[Opening Text passage section]

Sports-betting company DraftKings, Inc. is no longer pursuing the acquisition of the U.S. business of PointsBet Holdings, Ltd. The move comes after Fanatics upped its bid for the Australia-based PointsBet’s U.S. business. 

DraftKings, just two weeks ago, made an 11th-hour offer to outbid Fanatics for the PointsBet business. The company made a last-minute $195 million offer to acquire the U.S. operations of Australia-based PointsBet, topping a bid from Fanatics valued at $150 million last month. At the time, Fanatics said it did not think DraftKings made the offer in good faith.

“We are skeptical of the DraftKings proposal, which seems like a desperate move to slow down Fanatics and PointsBet from completing the deal as the purchase price and other financial commitments will total more than $500 million—so they are using the majority of their projected year-end cash just to try to block us,” Fanatics CEO Michael Rubin said in a statement following the DraftKings bid.

Fanatics returned on Monday with a new $225 million bid, with $175 million paid at closing and $50 million in early 2024. DraftKings also missed a Tuesday deadline to submit a binding offer. 

The PointsBet board appears ready to move on the latest Fanatics offer, suggesting it “is superior in terms of both pricing and certainty of being able to complete on a timely basis,” PointsBet said late Tuesday.

Bids are subject to shareholder approval at a meeting scheduled for June 30.

[Closing Text passage section]

▸ Problem description
Reproduce the PointsBet passage between "DraftKings, just two" and "the DraftKings bid.", inclusive, swapping "skeptical" for "doubtful".

[Opening Record excerpts section]

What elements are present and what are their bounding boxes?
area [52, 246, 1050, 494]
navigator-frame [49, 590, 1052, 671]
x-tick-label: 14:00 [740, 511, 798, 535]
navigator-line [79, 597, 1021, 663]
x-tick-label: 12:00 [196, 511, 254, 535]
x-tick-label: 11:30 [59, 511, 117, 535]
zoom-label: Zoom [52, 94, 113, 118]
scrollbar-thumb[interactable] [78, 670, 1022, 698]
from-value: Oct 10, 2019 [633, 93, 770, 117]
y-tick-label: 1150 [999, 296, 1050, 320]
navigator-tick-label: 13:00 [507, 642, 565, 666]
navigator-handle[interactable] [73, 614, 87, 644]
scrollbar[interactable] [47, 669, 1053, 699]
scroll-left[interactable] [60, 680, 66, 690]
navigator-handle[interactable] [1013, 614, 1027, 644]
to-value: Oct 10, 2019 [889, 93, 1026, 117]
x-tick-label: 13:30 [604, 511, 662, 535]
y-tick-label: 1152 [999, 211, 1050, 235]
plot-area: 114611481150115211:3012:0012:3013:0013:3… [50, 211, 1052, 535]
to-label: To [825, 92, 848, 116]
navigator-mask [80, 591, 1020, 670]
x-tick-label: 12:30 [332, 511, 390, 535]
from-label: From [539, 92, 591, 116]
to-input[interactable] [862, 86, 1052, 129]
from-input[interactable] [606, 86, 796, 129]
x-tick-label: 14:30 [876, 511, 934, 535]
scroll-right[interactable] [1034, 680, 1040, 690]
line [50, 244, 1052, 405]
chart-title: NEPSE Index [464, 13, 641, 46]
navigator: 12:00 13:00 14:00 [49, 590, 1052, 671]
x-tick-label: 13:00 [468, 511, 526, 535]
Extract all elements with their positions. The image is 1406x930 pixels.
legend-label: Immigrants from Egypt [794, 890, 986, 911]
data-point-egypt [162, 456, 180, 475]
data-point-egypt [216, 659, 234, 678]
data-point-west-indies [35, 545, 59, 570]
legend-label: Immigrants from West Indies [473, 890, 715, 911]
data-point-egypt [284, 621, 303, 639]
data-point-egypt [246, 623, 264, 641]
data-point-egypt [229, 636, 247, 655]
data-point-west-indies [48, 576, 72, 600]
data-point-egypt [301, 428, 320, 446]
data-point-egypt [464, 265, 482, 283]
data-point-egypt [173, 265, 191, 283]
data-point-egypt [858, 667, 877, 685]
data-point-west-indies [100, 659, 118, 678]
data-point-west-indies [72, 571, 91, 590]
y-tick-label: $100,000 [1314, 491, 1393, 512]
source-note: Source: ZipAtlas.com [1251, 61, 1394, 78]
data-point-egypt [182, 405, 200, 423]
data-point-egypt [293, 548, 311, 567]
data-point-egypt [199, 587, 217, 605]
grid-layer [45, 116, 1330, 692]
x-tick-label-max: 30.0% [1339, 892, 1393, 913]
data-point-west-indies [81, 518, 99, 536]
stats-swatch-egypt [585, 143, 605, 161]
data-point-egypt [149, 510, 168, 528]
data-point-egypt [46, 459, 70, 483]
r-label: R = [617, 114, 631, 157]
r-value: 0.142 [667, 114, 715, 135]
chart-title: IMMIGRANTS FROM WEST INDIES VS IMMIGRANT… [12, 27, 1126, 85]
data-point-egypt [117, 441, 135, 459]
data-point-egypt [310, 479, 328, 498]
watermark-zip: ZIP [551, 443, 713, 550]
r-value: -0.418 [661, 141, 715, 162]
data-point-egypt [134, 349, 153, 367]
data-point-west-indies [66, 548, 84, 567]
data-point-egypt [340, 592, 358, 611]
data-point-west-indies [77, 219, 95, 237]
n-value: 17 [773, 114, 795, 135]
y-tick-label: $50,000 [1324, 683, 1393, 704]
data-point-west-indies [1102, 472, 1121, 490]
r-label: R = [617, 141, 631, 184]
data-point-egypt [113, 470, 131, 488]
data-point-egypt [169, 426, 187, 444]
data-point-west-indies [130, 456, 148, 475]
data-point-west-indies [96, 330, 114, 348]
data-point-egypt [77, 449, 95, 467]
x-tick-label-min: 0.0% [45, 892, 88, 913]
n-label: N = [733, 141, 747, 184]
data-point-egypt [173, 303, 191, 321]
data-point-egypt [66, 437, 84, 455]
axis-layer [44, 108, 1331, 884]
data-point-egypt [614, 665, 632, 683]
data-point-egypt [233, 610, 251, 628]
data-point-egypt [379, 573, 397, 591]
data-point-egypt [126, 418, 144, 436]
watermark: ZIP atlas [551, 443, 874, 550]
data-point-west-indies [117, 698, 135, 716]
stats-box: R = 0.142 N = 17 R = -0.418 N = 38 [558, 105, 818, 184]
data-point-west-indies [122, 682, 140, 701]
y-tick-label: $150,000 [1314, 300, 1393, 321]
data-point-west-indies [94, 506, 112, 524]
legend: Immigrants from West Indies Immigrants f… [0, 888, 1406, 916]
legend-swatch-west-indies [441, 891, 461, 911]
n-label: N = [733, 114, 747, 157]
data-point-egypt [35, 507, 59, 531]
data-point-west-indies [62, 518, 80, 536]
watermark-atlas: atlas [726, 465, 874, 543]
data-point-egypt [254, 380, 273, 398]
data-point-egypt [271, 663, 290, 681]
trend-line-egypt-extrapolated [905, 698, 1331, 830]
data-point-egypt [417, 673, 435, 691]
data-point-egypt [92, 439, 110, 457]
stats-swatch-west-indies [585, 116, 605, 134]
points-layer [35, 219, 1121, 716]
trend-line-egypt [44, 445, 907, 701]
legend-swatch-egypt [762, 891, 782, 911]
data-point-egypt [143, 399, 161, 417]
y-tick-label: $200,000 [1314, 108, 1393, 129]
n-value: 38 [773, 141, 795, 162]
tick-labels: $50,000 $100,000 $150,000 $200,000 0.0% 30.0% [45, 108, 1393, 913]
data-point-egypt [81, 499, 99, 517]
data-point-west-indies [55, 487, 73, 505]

[Closing Record excerpts section]

▸ Answer
DraftKings, just two weeks ago, made an 11th-hour offer to outbid Fanatics for the PointsBet business. The company made a last-minute $195 million offer to acquire the U.S. operations of Australia-based PointsBet, topping a bid from Fanatics valued at $150 million last month. At the time, Fanatics said it did not think DraftKings made the offer in good faith.

“We are doubtful of the DraftKings proposal, which seems like a desperate move to slow down Fanatics and PointsBet from completing the deal as the purchase price and other financial commitments will total more than $500 million—so they are using the majority of their projected year-end cash just to try to block us,” Fanatics CEO Michael Rubin said in a statement following the DraftKings bid.